### Stated goal
Render all of the data below as a numbered list, leaving out any blank lines.

** Begin Raw data **

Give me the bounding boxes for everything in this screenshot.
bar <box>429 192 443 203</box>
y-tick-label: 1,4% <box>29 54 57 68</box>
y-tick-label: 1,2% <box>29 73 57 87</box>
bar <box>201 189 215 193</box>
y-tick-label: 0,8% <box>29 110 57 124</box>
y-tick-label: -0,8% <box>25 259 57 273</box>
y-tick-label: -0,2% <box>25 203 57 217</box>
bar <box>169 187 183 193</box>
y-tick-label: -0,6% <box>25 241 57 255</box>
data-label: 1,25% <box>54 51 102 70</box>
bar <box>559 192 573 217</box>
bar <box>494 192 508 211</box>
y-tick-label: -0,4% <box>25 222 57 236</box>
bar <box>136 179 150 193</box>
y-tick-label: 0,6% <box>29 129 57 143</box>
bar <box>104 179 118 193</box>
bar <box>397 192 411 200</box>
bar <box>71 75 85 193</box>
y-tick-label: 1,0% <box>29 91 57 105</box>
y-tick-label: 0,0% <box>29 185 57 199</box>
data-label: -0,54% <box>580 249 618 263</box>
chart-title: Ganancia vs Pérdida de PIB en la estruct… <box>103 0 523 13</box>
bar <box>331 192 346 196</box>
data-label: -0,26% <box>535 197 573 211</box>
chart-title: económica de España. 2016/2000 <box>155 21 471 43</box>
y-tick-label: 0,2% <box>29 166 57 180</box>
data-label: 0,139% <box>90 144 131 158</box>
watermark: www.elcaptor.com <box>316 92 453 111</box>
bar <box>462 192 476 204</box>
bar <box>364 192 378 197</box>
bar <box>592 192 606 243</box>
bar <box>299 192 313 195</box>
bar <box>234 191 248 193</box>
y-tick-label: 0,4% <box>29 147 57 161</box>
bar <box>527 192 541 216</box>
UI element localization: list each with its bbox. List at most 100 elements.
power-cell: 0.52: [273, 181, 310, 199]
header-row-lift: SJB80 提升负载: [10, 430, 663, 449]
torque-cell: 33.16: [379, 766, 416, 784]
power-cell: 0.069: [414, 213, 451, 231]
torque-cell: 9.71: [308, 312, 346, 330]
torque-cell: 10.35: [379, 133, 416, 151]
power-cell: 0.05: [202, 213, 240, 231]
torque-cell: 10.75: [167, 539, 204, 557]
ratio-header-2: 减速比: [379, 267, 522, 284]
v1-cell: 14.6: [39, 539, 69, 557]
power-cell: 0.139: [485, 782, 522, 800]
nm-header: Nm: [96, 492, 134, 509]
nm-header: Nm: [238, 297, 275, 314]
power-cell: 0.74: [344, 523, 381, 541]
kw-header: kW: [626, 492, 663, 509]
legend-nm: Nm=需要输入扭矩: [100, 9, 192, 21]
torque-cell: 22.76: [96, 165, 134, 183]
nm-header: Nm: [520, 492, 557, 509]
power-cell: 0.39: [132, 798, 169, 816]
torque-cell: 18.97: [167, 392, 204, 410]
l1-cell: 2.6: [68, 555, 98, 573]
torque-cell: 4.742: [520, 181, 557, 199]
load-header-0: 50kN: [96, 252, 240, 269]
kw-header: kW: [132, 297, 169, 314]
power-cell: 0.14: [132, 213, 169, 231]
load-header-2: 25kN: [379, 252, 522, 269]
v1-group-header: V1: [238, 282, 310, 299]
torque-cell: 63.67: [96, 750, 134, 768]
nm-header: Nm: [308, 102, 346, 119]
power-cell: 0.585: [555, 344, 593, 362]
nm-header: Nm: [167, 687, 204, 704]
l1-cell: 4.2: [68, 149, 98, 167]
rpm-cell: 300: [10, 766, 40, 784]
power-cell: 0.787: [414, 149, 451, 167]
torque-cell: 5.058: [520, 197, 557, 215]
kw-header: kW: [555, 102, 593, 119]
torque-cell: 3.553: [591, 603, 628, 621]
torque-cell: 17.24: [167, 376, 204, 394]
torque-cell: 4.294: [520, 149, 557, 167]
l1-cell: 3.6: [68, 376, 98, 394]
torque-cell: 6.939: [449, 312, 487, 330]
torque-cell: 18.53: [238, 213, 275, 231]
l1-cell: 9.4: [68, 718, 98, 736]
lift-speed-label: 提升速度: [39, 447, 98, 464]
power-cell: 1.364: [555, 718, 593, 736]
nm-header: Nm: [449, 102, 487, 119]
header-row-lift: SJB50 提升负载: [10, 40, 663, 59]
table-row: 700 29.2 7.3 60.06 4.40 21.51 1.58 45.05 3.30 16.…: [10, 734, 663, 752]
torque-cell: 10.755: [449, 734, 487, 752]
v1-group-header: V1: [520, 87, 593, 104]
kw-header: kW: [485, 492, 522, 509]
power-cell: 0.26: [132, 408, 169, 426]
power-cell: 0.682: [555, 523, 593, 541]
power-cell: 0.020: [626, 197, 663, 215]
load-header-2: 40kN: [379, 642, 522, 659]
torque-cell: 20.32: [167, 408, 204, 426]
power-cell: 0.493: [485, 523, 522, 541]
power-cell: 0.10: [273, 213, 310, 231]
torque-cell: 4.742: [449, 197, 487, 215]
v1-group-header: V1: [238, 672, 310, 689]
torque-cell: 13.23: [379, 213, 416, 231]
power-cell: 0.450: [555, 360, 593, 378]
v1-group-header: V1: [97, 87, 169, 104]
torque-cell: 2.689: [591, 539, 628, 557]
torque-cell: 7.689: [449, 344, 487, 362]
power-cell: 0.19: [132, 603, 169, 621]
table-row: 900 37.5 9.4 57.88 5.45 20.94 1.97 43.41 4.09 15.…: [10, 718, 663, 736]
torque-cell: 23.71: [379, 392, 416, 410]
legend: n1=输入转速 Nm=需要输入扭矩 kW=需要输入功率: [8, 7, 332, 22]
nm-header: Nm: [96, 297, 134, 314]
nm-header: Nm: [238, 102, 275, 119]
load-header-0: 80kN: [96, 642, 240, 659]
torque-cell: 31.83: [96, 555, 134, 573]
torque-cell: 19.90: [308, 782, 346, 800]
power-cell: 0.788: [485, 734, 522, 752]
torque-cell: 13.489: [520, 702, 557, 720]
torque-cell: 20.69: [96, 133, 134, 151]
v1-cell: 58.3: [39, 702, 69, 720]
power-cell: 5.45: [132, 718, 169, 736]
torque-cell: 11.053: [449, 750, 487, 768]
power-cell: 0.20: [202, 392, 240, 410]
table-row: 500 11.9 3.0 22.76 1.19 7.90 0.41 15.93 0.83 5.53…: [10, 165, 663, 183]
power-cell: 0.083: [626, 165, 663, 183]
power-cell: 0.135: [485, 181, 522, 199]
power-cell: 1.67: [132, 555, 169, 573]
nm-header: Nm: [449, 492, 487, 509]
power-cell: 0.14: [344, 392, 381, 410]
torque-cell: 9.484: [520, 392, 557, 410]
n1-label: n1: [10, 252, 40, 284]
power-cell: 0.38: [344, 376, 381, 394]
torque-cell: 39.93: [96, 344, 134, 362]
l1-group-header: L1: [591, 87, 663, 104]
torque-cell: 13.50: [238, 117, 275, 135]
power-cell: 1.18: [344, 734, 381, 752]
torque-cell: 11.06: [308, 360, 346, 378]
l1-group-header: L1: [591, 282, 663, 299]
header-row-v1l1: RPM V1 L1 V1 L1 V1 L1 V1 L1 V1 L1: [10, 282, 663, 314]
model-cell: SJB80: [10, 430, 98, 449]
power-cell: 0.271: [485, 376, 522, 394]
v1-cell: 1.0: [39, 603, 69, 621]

** End Raw data **

### Task answer
1. Give me the bounding boxes for everything in this screenshot.
2. bar <box>429 192 443 203</box>
3. y-tick-label: 1,4% <box>29 54 57 68</box>
4. y-tick-label: 1,2% <box>29 73 57 87</box>
5. bar <box>201 189 215 193</box>
6. y-tick-label: 0,8% <box>29 110 57 124</box>
7. y-tick-label: -0,8% <box>25 259 57 273</box>
8. y-tick-label: -0,2% <box>25 203 57 217</box>
9. bar <box>169 187 183 193</box>
10. y-tick-label: -0,6% <box>25 241 57 255</box>
11. data-label: 1,25% <box>54 51 102 70</box>
12. bar <box>559 192 573 217</box>
13. bar <box>494 192 508 211</box>
14. y-tick-label: -0,4% <box>25 222 57 236</box>
15. bar <box>136 179 150 193</box>
16. y-tick-label: 0,6% <box>29 129 57 143</box>
17. bar <box>104 179 118 193</box>
18. bar <box>397 192 411 200</box>
19. bar <box>71 75 85 193</box>
20. y-tick-label: 1,0% <box>29 91 57 105</box>
21. y-tick-label: 0,0% <box>29 185 57 199</box>
22. data-label: -0,54% <box>580 249 618 263</box>
23. chart-title: Ganancia vs Pérdida de PIB en la estruct… <box>103 0 523 13</box>
24. bar <box>331 192 346 196</box>
25. data-label: -0,26% <box>535 197 573 211</box>
26. chart-title: económica de España. 2016/2000 <box>155 21 471 43</box>
27. y-tick-label: 0,2% <box>29 166 57 180</box>
28. data-label: 0,139% <box>90 144 131 158</box>
29. watermark: www.elcaptor.com <box>316 92 453 111</box>
30. bar <box>462 192 476 204</box>
31. bar <box>364 192 378 197</box>
32. bar <box>592 192 606 243</box>
33. bar <box>299 192 313 195</box>
34. bar <box>234 191 248 193</box>
35. y-tick-label: 0,4% <box>29 147 57 161</box>
36. bar <box>527 192 541 216</box>
37. UI element localization: list each with its bbox. List at most 100 elements.
38. power-cell: 0.52: [273, 181, 310, 199]
39. header-row-lift: SJB80 提升负载: [10, 430, 663, 449]
40. torque-cell: 33.16: [379, 766, 416, 784]
41. power-cell: 0.069: [414, 213, 451, 231]
42. torque-cell: 9.71: [308, 312, 346, 330]
43. torque-cell: 10.35: [379, 133, 416, 151]
44. power-cell: 0.05: [202, 213, 240, 231]
45. torque-cell: 10.75: [167, 539, 204, 557]
46. ratio-header-2: 减速比: [379, 267, 522, 284]
47. v1-cell: 14.6: [39, 539, 69, 557]
48. power-cell: 0.139: [485, 782, 522, 800]
49. nm-header: Nm: [96, 492, 134, 509]
50. nm-header: Nm: [238, 297, 275, 314]
51. power-cell: 0.74: [344, 523, 381, 541]
52. kw-header: kW: [626, 492, 663, 509]
53. legend-nm: Nm=需要输入扭矩: [100, 9, 192, 21]
54. torque-cell: 22.76: [96, 165, 134, 183]
55. nm-header: Nm: [520, 492, 557, 509]
56. power-cell: 0.39: [132, 798, 169, 816]
57. torque-cell: 18.97: [167, 392, 204, 410]
58. l1-cell: 2.6: [68, 555, 98, 573]
59. torque-cell: 4.742: [520, 181, 557, 199]
60. load-header-0: 50kN: [96, 252, 240, 269]
61. kw-header: kW: [132, 297, 169, 314]
62. power-cell: 0.14: [132, 213, 169, 231]
63. load-header-2: 25kN: [379, 252, 522, 269]
64. v1-group-header: V1: [238, 282, 310, 299]
65. torque-cell: 63.67: [96, 750, 134, 768]
66. nm-header: Nm: [308, 102, 346, 119]
67. power-cell: 0.585: [555, 344, 593, 362]
68. nm-header: Nm: [167, 687, 204, 704]
69. l1-cell: 4.2: [68, 149, 98, 167]
70. rpm-cell: 300: [10, 766, 40, 784]
71. power-cell: 0.787: [414, 149, 451, 167]
72. torque-cell: 5.058: [520, 197, 557, 215]
73. kw-header: kW: [555, 102, 593, 119]
74. torque-cell: 3.553: [591, 603, 628, 621]
75. torque-cell: 17.24: [167, 376, 204, 394]
76. torque-cell: 4.294: [520, 149, 557, 167]
77. l1-cell: 3.6: [68, 376, 98, 394]
78. torque-cell: 6.939: [449, 312, 487, 330]
79. torque-cell: 18.53: [238, 213, 275, 231]
80. l1-cell: 9.4: [68, 718, 98, 736]
81. lift-speed-label: 提升速度: [39, 447, 98, 464]
82. power-cell: 1.364: [555, 718, 593, 736]
83. nm-header: Nm: [449, 102, 487, 119]
84. header-row-lift: SJB50 提升负载: [10, 40, 663, 59]
85. table-row: 700 29.2 7.3 60.06 4.40 21.51 1.58 45.05 3.30 16.…: [10, 734, 663, 752]
86. torque-cell: 10.755: [449, 734, 487, 752]
87. v1-group-header: V1: [520, 87, 593, 104]
88. kw-header: kW: [485, 492, 522, 509]
89. power-cell: 0.26: [132, 408, 169, 426]
90. power-cell: 0.682: [555, 523, 593, 541]
91. power-cell: 0.020: [626, 197, 663, 215]
92. load-header-2: 40kN: [379, 642, 522, 659]
93. torque-cell: 20.32: [167, 408, 204, 426]
94. power-cell: 0.493: [485, 523, 522, 541]
95. power-cell: 0.10: [273, 213, 310, 231]
96. torque-cell: 4.742: [449, 197, 487, 215]
97. v1-group-header: V1: [238, 672, 310, 689]
98. torque-cell: 13.23: [379, 213, 416, 231]
99. power-cell: 0.450: [555, 360, 593, 378]
100. v1-group-header: V1: [97, 87, 169, 104]
101. torque-cell: 2.689: [591, 539, 628, 557]
102. torque-cell: 7.689: [449, 344, 487, 362]
103. power-cell: 0.19: [132, 603, 169, 621]
104. table-row: 900 37.5 9.4 57.88 5.45 20.94 1.97 43.41 4.09 15.…: [10, 718, 663, 736]
105. torque-cell: 23.71: [379, 392, 416, 410]
106. legend: n1=输入转速 Nm=需要输入扭矩 kW=需要输入功率: [8, 7, 332, 22]
107. nm-header: Nm: [96, 297, 134, 314]
108. nm-header: Nm: [238, 102, 275, 119]
109. load-header-0: 80kN: [96, 642, 240, 659]
110. torque-cell: 31.83: [96, 555, 134, 573]
111. torque-cell: 19.90: [308, 782, 346, 800]
112. power-cell: 0.788: [485, 734, 522, 752]
113. torque-cell: 13.489: [520, 702, 557, 720]
114. torque-cell: 20.69: [96, 133, 134, 151]
115. v1-cell: 58.3: [39, 702, 69, 720]
116. power-cell: 5.45: [132, 718, 169, 736]
117. torque-cell: 11.053: [449, 750, 487, 768]
118. power-cell: 0.20: [202, 392, 240, 410]
119. table-row: 500 11.9 3.0 22.76 1.19 7.90 0.41 15.93 0.83 5.53…: [10, 165, 663, 183]
120. power-cell: 0.083: [626, 165, 663, 183]
121. power-cell: 0.135: [485, 181, 522, 199]
122. power-cell: 1.67: [132, 555, 169, 573]
123. nm-header: Nm: [449, 492, 487, 509]
124. power-cell: 0.14: [344, 392, 381, 410]
125. torque-cell: 9.484: [520, 392, 557, 410]
126. n1-label: n1: [10, 252, 40, 284]
127. power-cell: 0.38: [344, 376, 381, 394]
128. torque-cell: 39.93: [96, 344, 134, 362]
129. l1-group-header: L1: [591, 87, 663, 104]
130. torque-cell: 13.50: [238, 117, 275, 135]
131. power-cell: 1.18: [344, 734, 381, 752]
132. torque-cell: 11.06: [308, 360, 346, 378]
133. l1-group-header: L1: [591, 282, 663, 299]
134. header-row-v1l1: RPM V1 L1 V1 L1 V1 L1 V1 L1 V1 L1: [10, 282, 663, 314]
135. model-cell: SJB80: [10, 430, 98, 449]
136. power-cell: 0.271: [485, 376, 522, 394]
137. v1-cell: 1.0: [39, 603, 69, 621]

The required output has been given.